• [Material to process]:
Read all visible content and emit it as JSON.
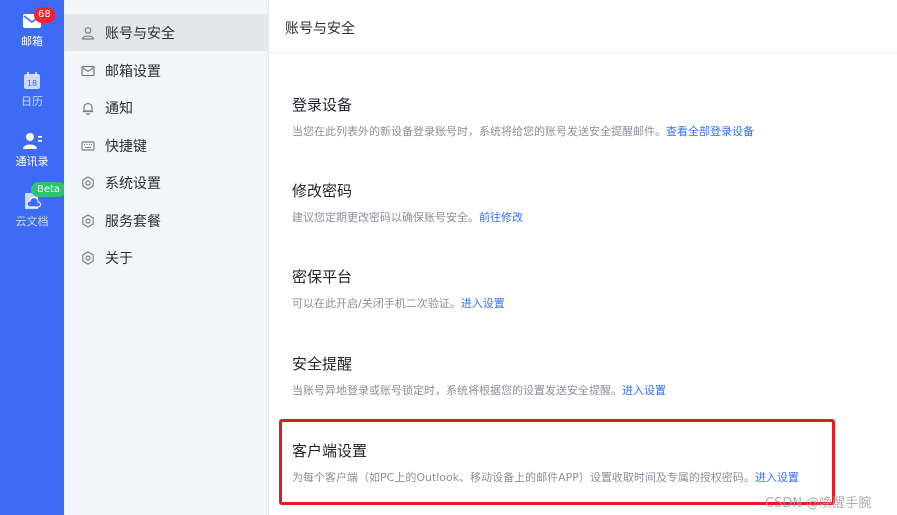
{
  "rail": {
    "mail": {
      "label": "邮箱",
      "badge": "68"
    },
    "calendar": {
      "label": "日历",
      "day": "18"
    },
    "contacts": {
      "label": "通讯录"
    },
    "docs": {
      "label": "云文档",
      "badge": "Beta"
    }
  },
  "sidebar": {
    "items": [
      {
        "label": "账号与安全",
        "icon": "user-icon"
      },
      {
        "label": "邮箱设置",
        "icon": "mail-icon"
      },
      {
        "label": "通知",
        "icon": "bell-icon"
      },
      {
        "label": "快捷键",
        "icon": "keyboard-icon"
      },
      {
        "label": "系统设置",
        "icon": "hexagon-gear-icon"
      },
      {
        "label": "服务套餐",
        "icon": "hexagon-gear-icon"
      },
      {
        "label": "关于",
        "icon": "hexagon-gear-icon"
      }
    ]
  },
  "main": {
    "title": "账号与安全",
    "sections": [
      {
        "title": "登录设备",
        "desc": "当您在此列表外的新设备登录账号时，系统将给您的账号发送安全提醒邮件。",
        "link": "查看全部登录设备"
      },
      {
        "title": "修改密码",
        "desc": "建议您定期更改密码以确保账号安全。",
        "link": "前往修改"
      },
      {
        "title": "密保平台",
        "desc": "可以在此开启/关闭手机二次验证。",
        "link": "进入设置"
      },
      {
        "title": "安全提醒",
        "desc": "当账号异地登录或账号锁定时，系统将根据您的设置发送安全提醒。",
        "link": "进入设置"
      },
      {
        "title": "客户端设置",
        "desc": "为每个客户端（如PC上的Outlook、移动设备上的邮件APP）设置收取时间及专属的授权密码。",
        "link": "进入设置"
      }
    ]
  },
  "watermark": "CSDN @唤醒手腕",
  "colors": {
    "rail": "#3d6bf5",
    "link": "#3370ff",
    "highlight": "#e8191c",
    "badge": "#f5222d",
    "beta": "#28c76f"
  }
}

• [Instructions to follow]: Copy every line of the data exactly as written, excluding the pictures.

• [Exercise answer]:
Read all visible content and emit it as JSON.
{
  "rail": {
    "mail": {
      "label": "邮箱",
      "badge": "68"
    },
    "calendar": {
      "label": "日历",
      "day": "18"
    },
    "contacts": {
      "label": "通讯录"
    },
    "docs": {
      "label": "云文档",
      "badge": "Beta"
    }
  },
  "sidebar": {
    "items": [
      {
        "label": "账号与安全",
        "icon": "user-icon"
      },
      {
        "label": "邮箱设置",
        "icon": "mail-icon"
      },
      {
        "label": "通知",
        "icon": "bell-icon"
      },
      {
        "label": "快捷键",
        "icon": "keyboard-icon"
      },
      {
        "label": "系统设置",
        "icon": "hexagon-gear-icon"
      },
      {
        "label": "服务套餐",
        "icon": "hexagon-gear-icon"
      },
      {
        "label": "关于",
        "icon": "hexagon-gear-icon"
      }
    ]
  },
  "main": {
    "title": "账号与安全",
    "sections": [
      {
        "title": "登录设备",
        "desc": "当您在此列表外的新设备登录账号时，系统将给您的账号发送安全提醒邮件。",
        "link": "查看全部登录设备"
      },
      {
        "title": "修改密码",
        "desc": "建议您定期更改密码以确保账号安全。",
        "link": "前往修改"
      },
      {
        "title": "密保平台",
        "desc": "可以在此开启/关闭手机二次验证。",
        "link": "进入设置"
      },
      {
        "title": "安全提醒",
        "desc": "当账号异地登录或账号锁定时，系统将根据您的设置发送安全提醒。",
        "link": "进入设置"
      },
      {
        "title": "客户端设置",
        "desc": "为每个客户端（如PC上的Outlook、移动设备上的邮件APP）设置收取时间及专属的授权密码。",
        "link": "进入设置"
      }
    ]
  },
  "watermark": "CSDN @唤醒手腕",
  "colors": {
    "rail": "#3d6bf5",
    "link": "#3370ff",
    "highlight": "#e8191c",
    "badge": "#f5222d",
    "beta": "#28c76f"
  }
}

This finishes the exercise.